───── DATA RECORDS
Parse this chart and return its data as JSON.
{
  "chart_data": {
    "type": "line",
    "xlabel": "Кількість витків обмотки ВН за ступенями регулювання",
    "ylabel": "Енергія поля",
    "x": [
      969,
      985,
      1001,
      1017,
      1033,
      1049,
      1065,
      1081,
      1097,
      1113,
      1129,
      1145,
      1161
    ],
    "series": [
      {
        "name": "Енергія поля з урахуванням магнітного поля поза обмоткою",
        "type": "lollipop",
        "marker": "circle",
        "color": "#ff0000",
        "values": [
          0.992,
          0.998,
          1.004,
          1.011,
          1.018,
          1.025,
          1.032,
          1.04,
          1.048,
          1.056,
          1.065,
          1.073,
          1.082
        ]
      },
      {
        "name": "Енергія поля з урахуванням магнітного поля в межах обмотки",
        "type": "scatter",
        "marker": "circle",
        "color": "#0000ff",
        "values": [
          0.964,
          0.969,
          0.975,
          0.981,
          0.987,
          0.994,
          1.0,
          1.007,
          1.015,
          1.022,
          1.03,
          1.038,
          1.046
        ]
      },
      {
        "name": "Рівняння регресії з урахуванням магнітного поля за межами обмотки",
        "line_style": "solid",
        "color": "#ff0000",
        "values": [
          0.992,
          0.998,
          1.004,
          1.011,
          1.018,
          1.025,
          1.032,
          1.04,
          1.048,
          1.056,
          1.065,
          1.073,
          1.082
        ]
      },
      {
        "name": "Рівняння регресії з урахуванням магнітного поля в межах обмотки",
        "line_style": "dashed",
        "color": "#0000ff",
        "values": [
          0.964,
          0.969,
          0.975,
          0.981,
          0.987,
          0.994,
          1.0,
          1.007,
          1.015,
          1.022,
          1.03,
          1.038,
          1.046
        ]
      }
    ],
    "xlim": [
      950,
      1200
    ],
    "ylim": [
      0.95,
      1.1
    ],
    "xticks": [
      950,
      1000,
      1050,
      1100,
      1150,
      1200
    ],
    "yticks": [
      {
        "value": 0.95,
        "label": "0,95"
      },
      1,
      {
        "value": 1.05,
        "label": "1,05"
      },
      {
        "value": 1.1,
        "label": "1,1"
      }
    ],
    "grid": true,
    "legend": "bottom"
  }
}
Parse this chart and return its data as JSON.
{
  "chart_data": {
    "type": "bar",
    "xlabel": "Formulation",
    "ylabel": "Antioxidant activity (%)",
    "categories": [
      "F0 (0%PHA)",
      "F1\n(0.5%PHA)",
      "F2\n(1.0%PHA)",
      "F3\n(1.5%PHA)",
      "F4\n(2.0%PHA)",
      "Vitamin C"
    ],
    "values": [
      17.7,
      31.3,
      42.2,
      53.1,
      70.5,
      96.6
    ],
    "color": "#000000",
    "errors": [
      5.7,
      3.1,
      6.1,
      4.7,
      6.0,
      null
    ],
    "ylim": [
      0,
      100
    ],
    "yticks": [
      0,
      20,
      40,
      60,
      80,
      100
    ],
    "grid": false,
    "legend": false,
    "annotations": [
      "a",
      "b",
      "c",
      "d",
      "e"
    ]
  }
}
──────────
WHAT YOU HAVE TO DO: Reproduce every record above exactly as it appears.

FINAL ANSWER:
Parse this chart and return its data as JSON.
{
  "chart_data": {
    "type": "line",
    "xlabel": "Кількість витків обмотки ВН за ступенями регулювання",
    "ylabel": "Енергія поля",
    "x": [
      969,
      985,
      1001,
      1017,
      1033,
      1049,
      1065,
      1081,
      1097,
      1113,
      1129,
      1145,
      1161
    ],
    "series": [
      {
        "name": "Енергія поля з урахуванням магнітного поля поза обмоткою",
        "type": "lollipop",
        "marker": "circle",
        "color": "#ff0000",
        "values": [
          0.992,
          0.998,
          1.004,
          1.011,
          1.018,
          1.025,
          1.032,
          1.04,
          1.048,
          1.056,
          1.065,
          1.073,
          1.082
        ]
      },
      {
        "name": "Енергія поля з урахуванням магнітного поля в межах обмотки",
        "type": "scatter",
        "marker": "circle",
        "color": "#0000ff",
        "values": [
          0.964,
          0.969,
          0.975,
          0.981,
          0.987,
          0.994,
          1.0,
          1.007,
          1.015,
          1.022,
          1.03,
          1.038,
          1.046
        ]
      },
      {
        "name": "Рівняння регресії з урахуванням магнітного поля за межами обмотки",
        "line_style": "solid",
        "color": "#ff0000",
        "values": [
          0.992,
          0.998,
          1.004,
          1.011,
          1.018,
          1.025,
          1.032,
          1.04,
          1.048,
          1.056,
          1.065,
          1.073,
          1.082
        ]
      },
      {
        "name": "Рівняння регресії з урахуванням магнітного поля в межах обмотки",
        "line_style": "dashed",
        "color": "#0000ff",
        "values": [
          0.964,
          0.969,
          0.975,
          0.981,
          0.987,
          0.994,
          1.0,
          1.007,
          1.015,
          1.022,
          1.03,
          1.038,
          1.046
        ]
      }
    ],
    "xlim": [
      950,
      1200
    ],
    "ylim": [
      0.95,
      1.1
    ],
    "xticks": [
      950,
      1000,
      1050,
      1100,
      1150,
      1200
    ],
    "yticks": [
      {
        "value": 0.95,
        "label": "0,95"
      },
      1,
      {
        "value": 1.05,
        "label": "1,05"
      },
      {
        "value": 1.1,
        "label": "1,1"
      }
    ],
    "grid": true,
    "legend": "bottom"
  }
}
Parse this chart and return its data as JSON.
{
  "chart_data": {
    "type": "bar",
    "xlabel": "Formulation",
    "ylabel": "Antioxidant activity (%)",
    "categories": [
      "F0 (0%PHA)",
      "F1\n(0.5%PHA)",
      "F2\n(1.0%PHA)",
      "F3\n(1.5%PHA)",
      "F4\n(2.0%PHA)",
      "Vitamin C"
    ],
    "values": [
      17.7,
      31.3,
      42.2,
      53.1,
      70.5,
      96.6
    ],
    "color": "#000000",
    "errors": [
      5.7,
      3.1,
      6.1,
      4.7,
      6.0,
      null
    ],
    "ylim": [
      0,
      100
    ],
    "yticks": [
      0,
      20,
      40,
      60,
      80,
      100
    ],
    "grid": false,
    "legend": false,
    "annotations": [
      "a",
      "b",
      "c",
      "d",
      "e"
    ]
  }
}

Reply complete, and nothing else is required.